## Challenge
Transcribe all of the material below word for word and leave out its pictures.

## Listing
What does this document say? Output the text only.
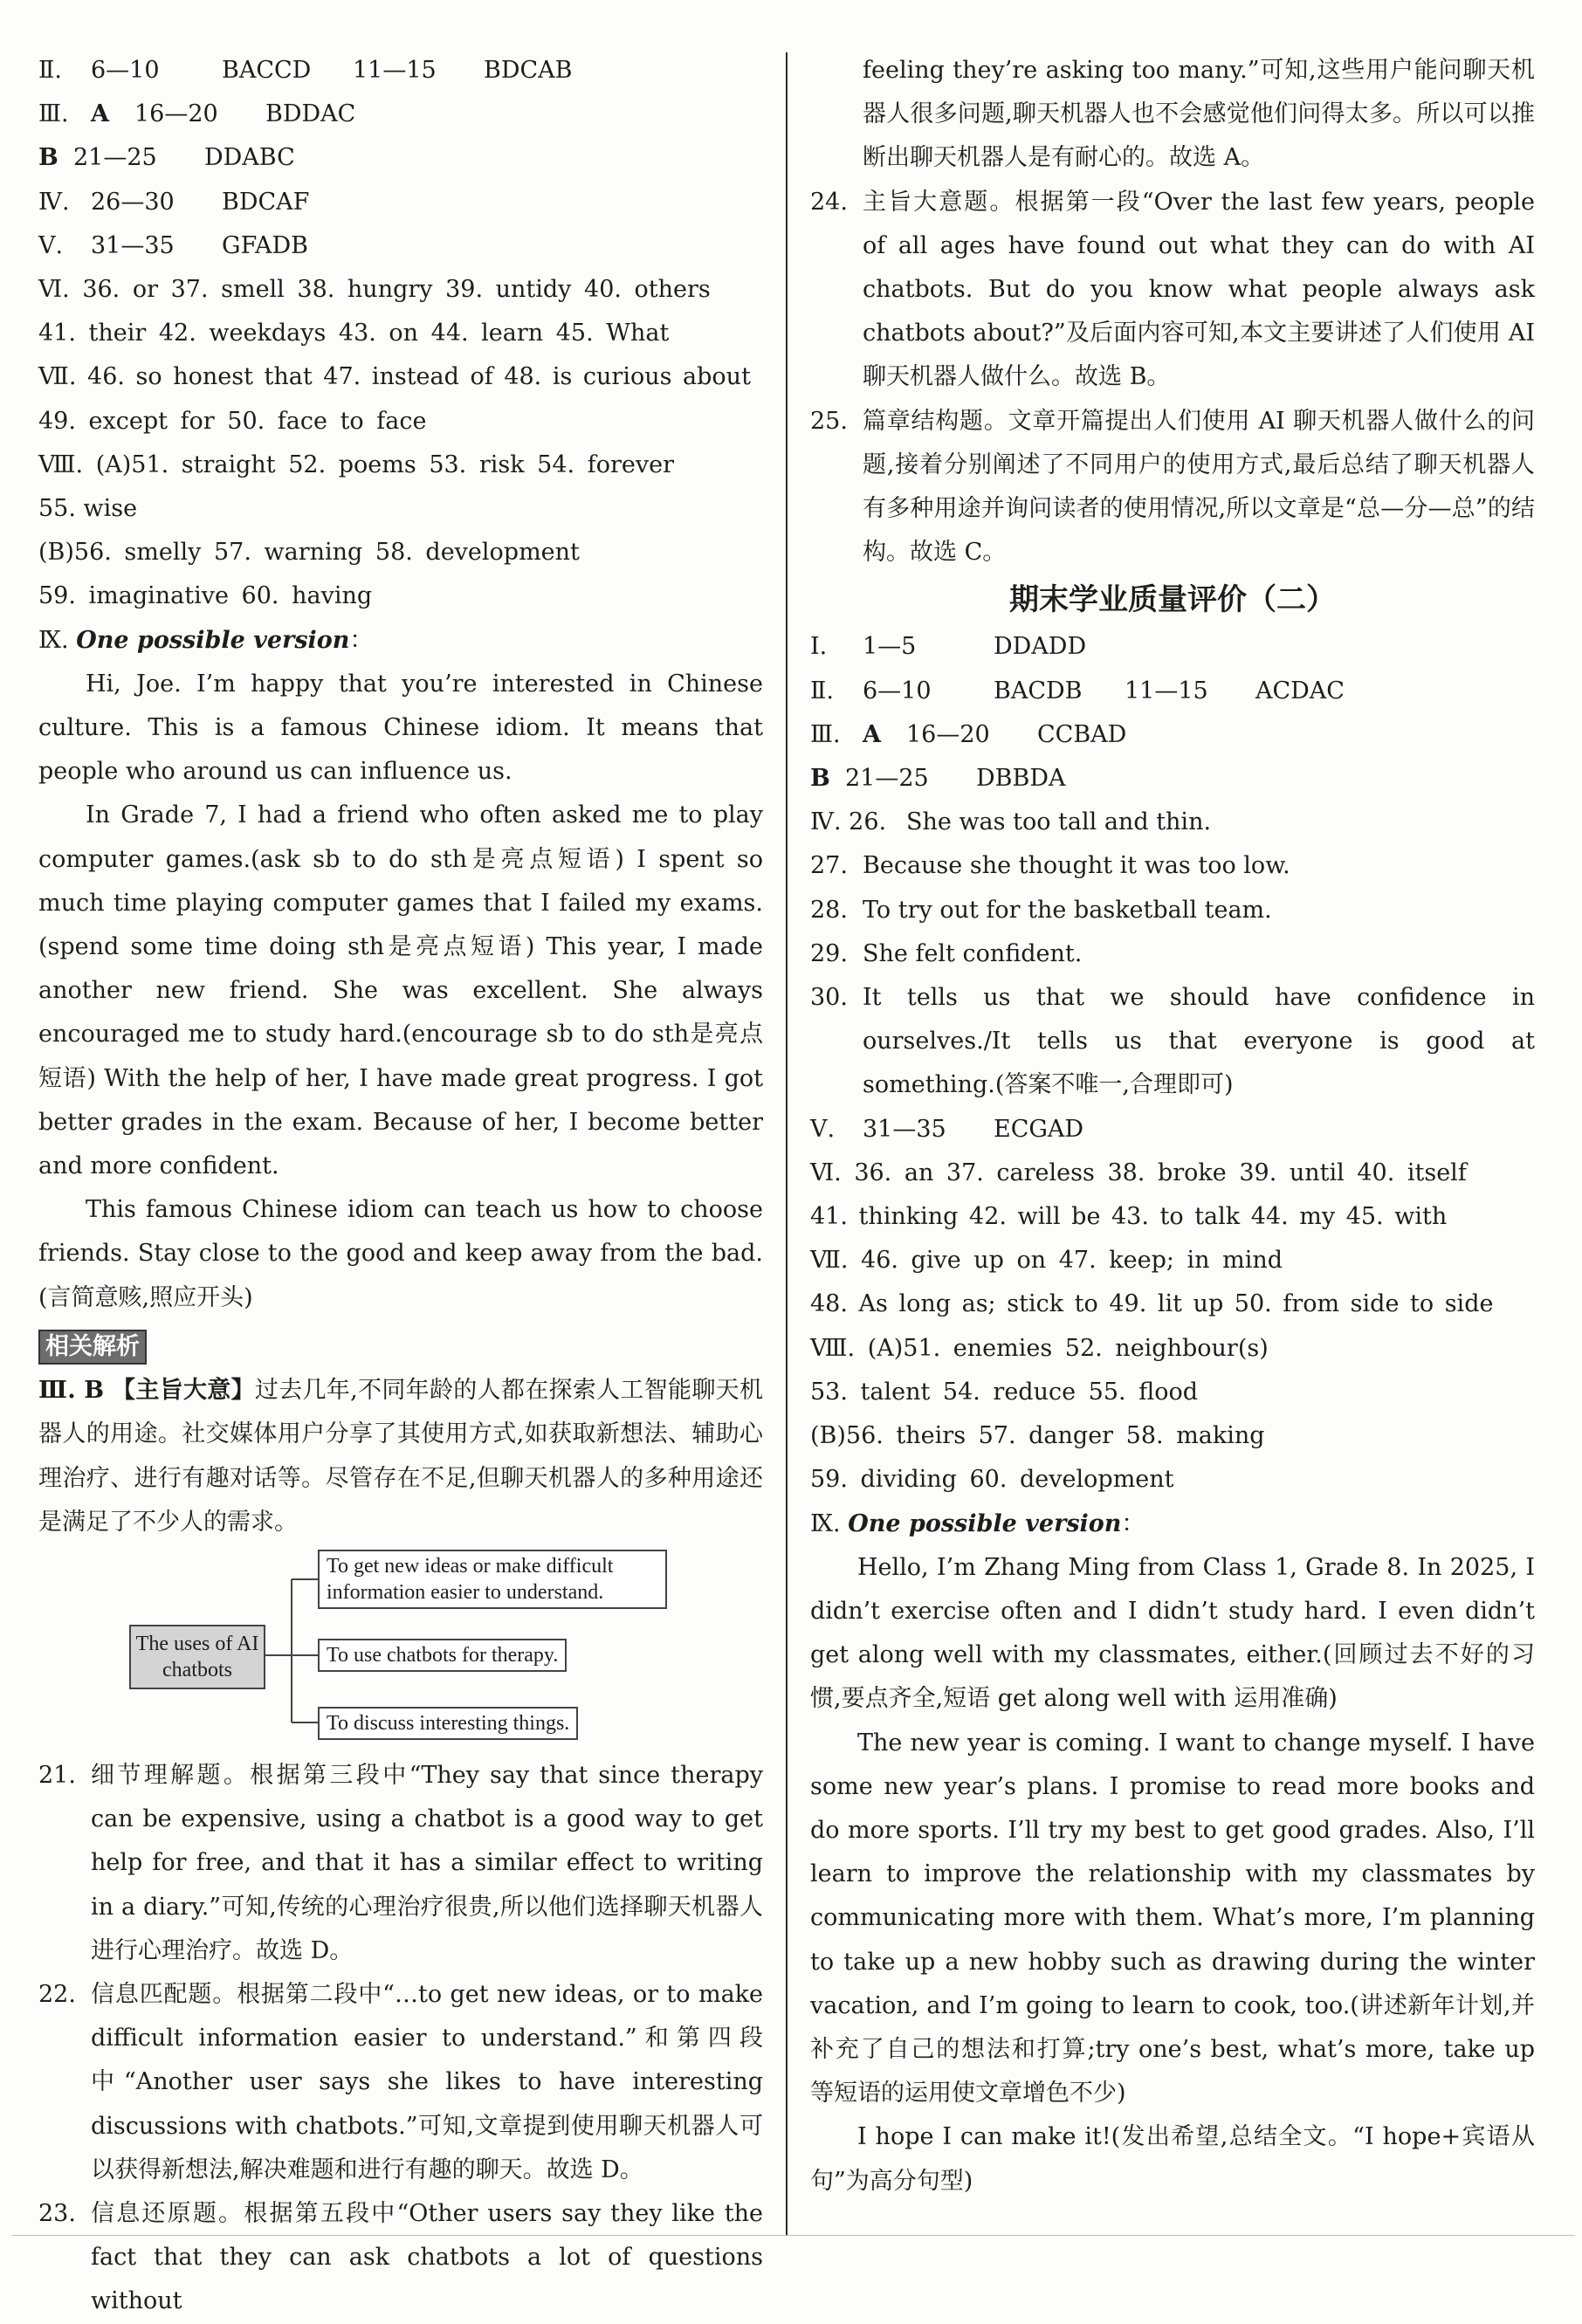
Ⅱ. 6—10	BACCD 11—15 BDCAB
Ⅲ. A 16—20 BDDAC
B 21—25 DDABC
Ⅳ. 26—30 BDCAF
Ⅴ. 31—35 GFADB
Ⅵ. 36. or 37. smell 38. hungry 39. untidy 40. others
41. their 42. weekdays 43. on 44. learn 45. What
Ⅶ. 46. so honest that 47. instead of 48. is curious about
49. except for 50. face to face
Ⅷ. (A)51. straight 52. poems 53. risk 54. forever
55. wise
(B)56. smelly 57. warning 58. development
59. imaginative 60. having
Ⅸ. One possible version：

Hi, Joe. I’m happy that you’re interested in Chinese culture. This is a famous Chinese idiom. It means that people who around us can influence us.

In Grade 7, I had a friend who often asked me to play computer games.(ask sb to do sth是亮点短语) I spent so much time playing computer games that I failed my exams.(spend some time doing sth是亮点短语) This year, I made another new friend. She was excellent. She always encouraged me to study hard.(encourage sb to do sth是亮点短语) With the help of her, I have made great progress. I got better grades in the exam. Because of her, I become better and more confident.

This famous Chinese idiom can teach us how to choose friends. Stay close to the good and keep away from the bad.(言简意赅,照应开头)

相关解析

Ⅲ. B 【主旨大意】过去几年,不同年龄的人都在探索人工智能聊天机器人的用途。社交媒体用户分享了其使用方式,如获取新想法、辅助心理治疗、进行有趣对话等。尽管存在不足,但聊天机器人的多种用途还是满足了不少人的需求。

The uses of AI chatbots
To get new ideas or make difficult information easier to understand.
To use chatbots for therapy.
To discuss interesting things.
21. 细节理解题。根据第三段中“They say that since therapy can be expensive, using a chatbot is a good way to get help for free, and that it has a similar effect to writing in a diary.”可知,传统的心理治疗很贵,所以他们选择聊天机器人进行心理治疗。故选 D。
22. 信息匹配题。根据第二段中“…to get new ideas, or to make difficult information easier to understand.”和第四段中“Another user says she likes to have interesting discussions with chatbots.”可知,文章提到使用聊天机器人可以获得新想法,解决难题和进行有趣的聊天。故选 D。
23. 信息还原题。根据第五段中“Other users say they like the fact that they can ask chatbots a lot of questions without
feeling they’re asking too many.”可知,这些用户能问聊天机器人很多问题,聊天机器人也不会感觉他们问得太多。所以可以推断出聊天机器人是有耐心的。故选 A。
24. 主旨大意题。根据第一段“Over the last few years, people of all ages have found out what they can do with AI chatbots. But do you know what people always ask chatbots about?”及后面内容可知,本文主要讲述了人们使用 AI 聊天机器人做什么。故选 B。
25. 篇章结构题。文章开篇提出人们使用 AI 聊天机器人做什么的问题,接着分别阐述了不同用户的使用方式,最后总结了聊天机器人有多种用途并询问读者的使用情况,所以文章是“总—分—总”的结构。故选 C。
期末学业质量评价（二）
Ⅰ. 1—5	DDADD
Ⅱ. 6—10	BACDB 11—15 ACDAC
Ⅲ. A 16—20 CCBAD
B 21—25 DBBDA
Ⅳ. 26. She was too tall and thin.
27. Because she thought it was too low.
28. To try out for the basketball team.
29. She felt confident.
30. It tells us that we should have confidence in ourselves./It tells us that everyone is good at something.(答案不唯一,合理即可)
Ⅴ. 31—35 ECGAD
Ⅵ. 36. an 37. careless 38. broke 39. until 40. itself
41. thinking 42. will be 43. to talk 44. my 45. with
Ⅶ. 46. give up on 47. keep; in mind
48. As long as; stick to 49. lit up 50. from side to side
Ⅷ. (A)51. enemies 52. neighbour(s)
53. talent 54. reduce 55. flood
(B)56. theirs 57. danger 58. making
59. dividing 60. development
Ⅸ. One possible version：

Hello, I’m Zhang Ming from Class 1, Grade 8. In 2025, I didn’t exercise often and I didn’t study hard. I even didn’t get along well with my classmates, either.(回顾过去不好的习惯,要点齐全,短语 get along well with 运用准确)

The new year is coming. I want to change myself. I have some new year’s plans. I promise to read more books and do more sports. I’ll try my best to get good grades. Also, I’ll learn to improve the relationship with my classmates by communicating more with them. What’s more, I’m planning to take up a new hobby such as drawing during the winter vacation, and I’m going to learn to cook, too.(讲述新年计划,并补充了自己的想法和打算;try one’s best, what’s more, take up 等短语的运用使文章增色不少)

I hope I can make it!(发出希望,总结全文。“I hope+宾语从句”为高分句型)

## Result for this task
What does this document say? Output the text only.
Ⅱ. 6—10	BACCD 11—15 BDCAB
Ⅲ. A 16—20 BDDAC
B 21—25 DDABC
Ⅳ. 26—30 BDCAF
Ⅴ. 31—35 GFADB
Ⅵ. 36. or 37. smell 38. hungry 39. untidy 40. others
41. their 42. weekdays 43. on 44. learn 45. What
Ⅶ. 46. so honest that 47. instead of 48. is curious about
49. except for 50. face to face
Ⅷ. (A)51. straight 52. poems 53. risk 54. forever
55. wise
(B)56. smelly 57. warning 58. development
59. imaginative 60. having
Ⅸ. One possible version：

Hi, Joe. I’m happy that you’re interested in Chinese culture. This is a famous Chinese idiom. It means that people who around us can influence us.

In Grade 7, I had a friend who often asked me to play computer games.(ask sb to do sth是亮点短语) I spent so much time playing computer games that I failed my exams.(spend some time doing sth是亮点短语) This year, I made another new friend. She was excellent. She always encouraged me to study hard.(encourage sb to do sth是亮点短语) With the help of her, I have made great progress. I got better grades in the exam. Because of her, I become better and more confident.

This famous Chinese idiom can teach us how to choose friends. Stay close to the good and keep away from the bad.(言简意赅,照应开头)

相关解析

Ⅲ. B 【主旨大意】过去几年,不同年龄的人都在探索人工智能聊天机器人的用途。社交媒体用户分享了其使用方式,如获取新想法、辅助心理治疗、进行有趣对话等。尽管存在不足,但聊天机器人的多种用途还是满足了不少人的需求。

The uses of AI chatbots
To get new ideas or make difficult information easier to understand.
To use chatbots for therapy.
To discuss interesting things.
21. 细节理解题。根据第三段中“They say that since therapy can be expensive, using a chatbot is a good way to get help for free, and that it has a similar effect to writing in a diary.”可知,传统的心理治疗很贵,所以他们选择聊天机器人进行心理治疗。故选 D。
22. 信息匹配题。根据第二段中“…to get new ideas, or to make difficult information easier to understand.”和第四段中“Another user says she likes to have interesting discussions with chatbots.”可知,文章提到使用聊天机器人可以获得新想法,解决难题和进行有趣的聊天。故选 D。
23. 信息还原题。根据第五段中“Other users say they like the fact that they can ask chatbots a lot of questions without
feeling they’re asking too many.”可知,这些用户能问聊天机器人很多问题,聊天机器人也不会感觉他们问得太多。所以可以推断出聊天机器人是有耐心的。故选 A。
24. 主旨大意题。根据第一段“Over the last few years, people of all ages have found out what they can do with AI chatbots. But do you know what people always ask chatbots about?”及后面内容可知,本文主要讲述了人们使用 AI 聊天机器人做什么。故选 B。
25. 篇章结构题。文章开篇提出人们使用 AI 聊天机器人做什么的问题,接着分别阐述了不同用户的使用方式,最后总结了聊天机器人有多种用途并询问读者的使用情况,所以文章是“总—分—总”的结构。故选 C。
期末学业质量评价（二）
Ⅰ. 1—5	DDADD
Ⅱ. 6—10	BACDB 11—15 ACDAC
Ⅲ. A 16—20 CCBAD
B 21—25 DBBDA
Ⅳ. 26. She was too tall and thin.
27. Because she thought it was too low.
28. To try out for the basketball team.
29. She felt confident.
30. It tells us that we should have confidence in ourselves./It tells us that everyone is good at something.(答案不唯一,合理即可)
Ⅴ. 31—35 ECGAD
Ⅵ. 36. an 37. careless 38. broke 39. until 40. itself
41. thinking 42. will be 43. to talk 44. my 45. with
Ⅶ. 46. give up on 47. keep; in mind
48. As long as; stick to 49. lit up 50. from side to side
Ⅷ. (A)51. enemies 52. neighbour(s)
53. talent 54. reduce 55. flood
(B)56. theirs 57. danger 58. making
59. dividing 60. development
Ⅸ. One possible version：

Hello, I’m Zhang Ming from Class 1, Grade 8. In 2025, I didn’t exercise often and I didn’t study hard. I even didn’t get along well with my classmates, either.(回顾过去不好的习惯,要点齐全,短语 get along well with 运用准确)

The new year is coming. I want to change myself. I have some new year’s plans. I promise to read more books and do more sports. I’ll try my best to get good grades. Also, I’ll learn to improve the relationship with my classmates by communicating more with them. What’s more, I’m planning to take up a new hobby such as drawing during the winter vacation, and I’m going to learn to cook, too.(讲述新年计划,并补充了自己的想法和打算;try one’s best, what’s more, take up 等短语的运用使文章增色不少)

I hope I can make it!(发出希望,总结全文。“I hope+宾语从句”为高分句型)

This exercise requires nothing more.